**BRIEF**
In the listing below, find every line with the string "JSON" and pull it out.

(Chart and figure data)
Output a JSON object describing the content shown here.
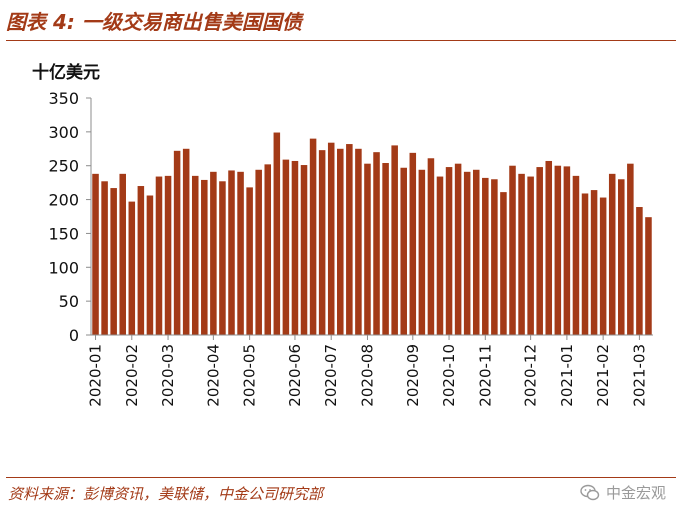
{
  "figure_title": "图表 4: 一级交易商出售美国国债",
  "source": "资料来源：彭博资讯，美联储，中金公司研究部",
  "watermark": {
    "text": "中金宏观",
    "icon": "wechat-icon"
  },
  "colors": {
    "bar": "#a33a17",
    "accent": "#a33a17",
    "axis": "#8c8c8c"
  },
  "chart_data": {
    "type": "bar",
    "frequency": "weekly",
    "unit_label": "十亿美元",
    "y_ticks": [
      0,
      50,
      100,
      150,
      200,
      250,
      300,
      350
    ],
    "ylim": [
      0,
      350
    ],
    "grid": false,
    "legend": "none",
    "x_tick_labels": [
      "2020-01",
      "2020-02",
      "2020-03",
      "2020-04",
      "2020-05",
      "2020-06",
      "2020-07",
      "2020-08",
      "2020-09",
      "2020-10",
      "2020-11",
      "2020-12",
      "2021-01",
      "2021-02",
      "2021-03"
    ],
    "x_tick_bar_index": [
      0,
      4,
      8,
      13,
      17,
      22,
      26,
      30,
      35,
      39,
      43,
      48,
      52,
      56,
      60
    ],
    "values": [
      238,
      227,
      217,
      238,
      197,
      220,
      206,
      234,
      235,
      272,
      275,
      235,
      229,
      241,
      227,
      243,
      241,
      218,
      244,
      252,
      299,
      259,
      257,
      251,
      290,
      273,
      284,
      275,
      282,
      275,
      253,
      270,
      254,
      280,
      247,
      269,
      244,
      261,
      234,
      248,
      253,
      241,
      244,
      232,
      230,
      211,
      250,
      238,
      234,
      248,
      257,
      250,
      249,
      235,
      209,
      214,
      203,
      238,
      230,
      253,
      189,
      174
    ]
  }
}
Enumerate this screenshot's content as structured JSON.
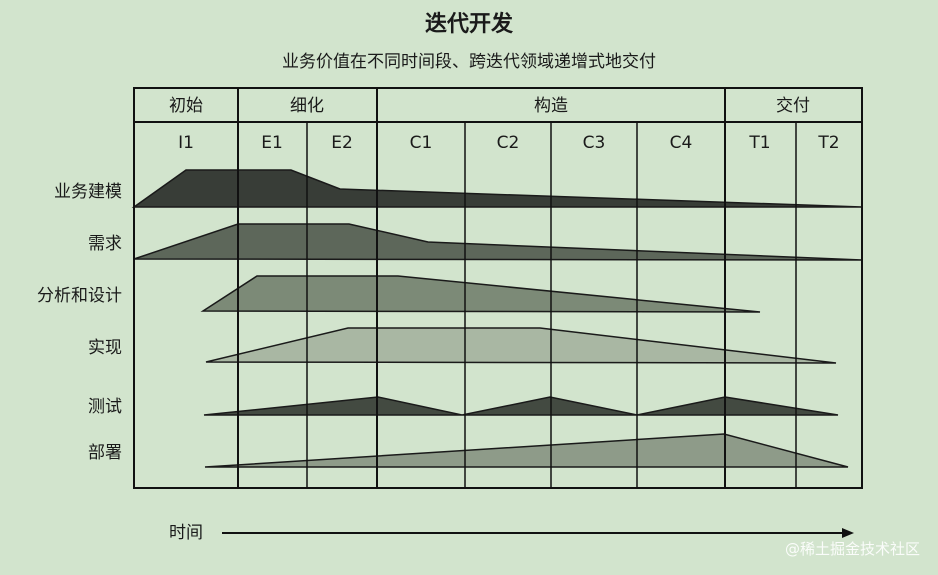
{
  "title": "迭代开发",
  "subtitle": "业务价值在不同时间段、跨迭代领域递增式地交付",
  "phases": [
    "初始",
    "细化",
    "构造",
    "交付"
  ],
  "iterations": [
    "I1",
    "E1",
    "E2",
    "C1",
    "C2",
    "C3",
    "C4",
    "T1",
    "T2"
  ],
  "disciplines": [
    "业务建模",
    "需求",
    "分析和设计",
    "实现",
    "测试",
    "部署"
  ],
  "time_label": "时间",
  "watermark": "@稀土掘金技术社区",
  "colors": {
    "background": "#d2e4cd",
    "business": "#383d37",
    "requirements": "#5d675a",
    "analysis": "#7c8a77",
    "implementation": "#a9b7a3",
    "testing": "#434a41",
    "deployment": "#8e9b89"
  }
}
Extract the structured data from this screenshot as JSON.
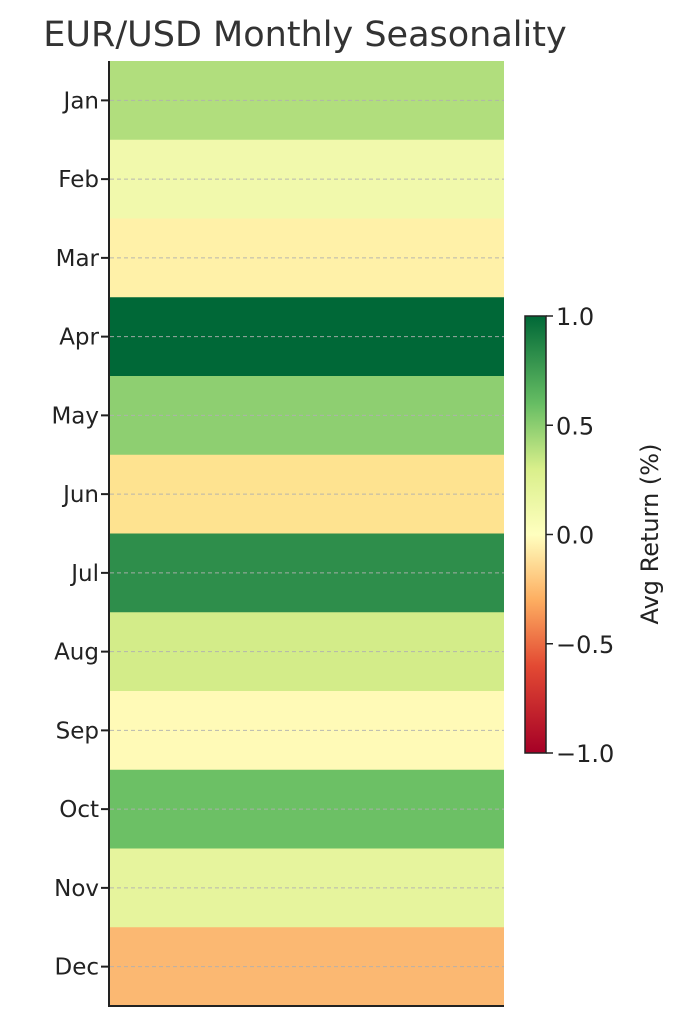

**PROBLEM SOLUTION**
Output a JSON object describing the content shown here.
Enumerate this screenshot's content as structured JSON.
Extract the structured data from this screenshot as JSON.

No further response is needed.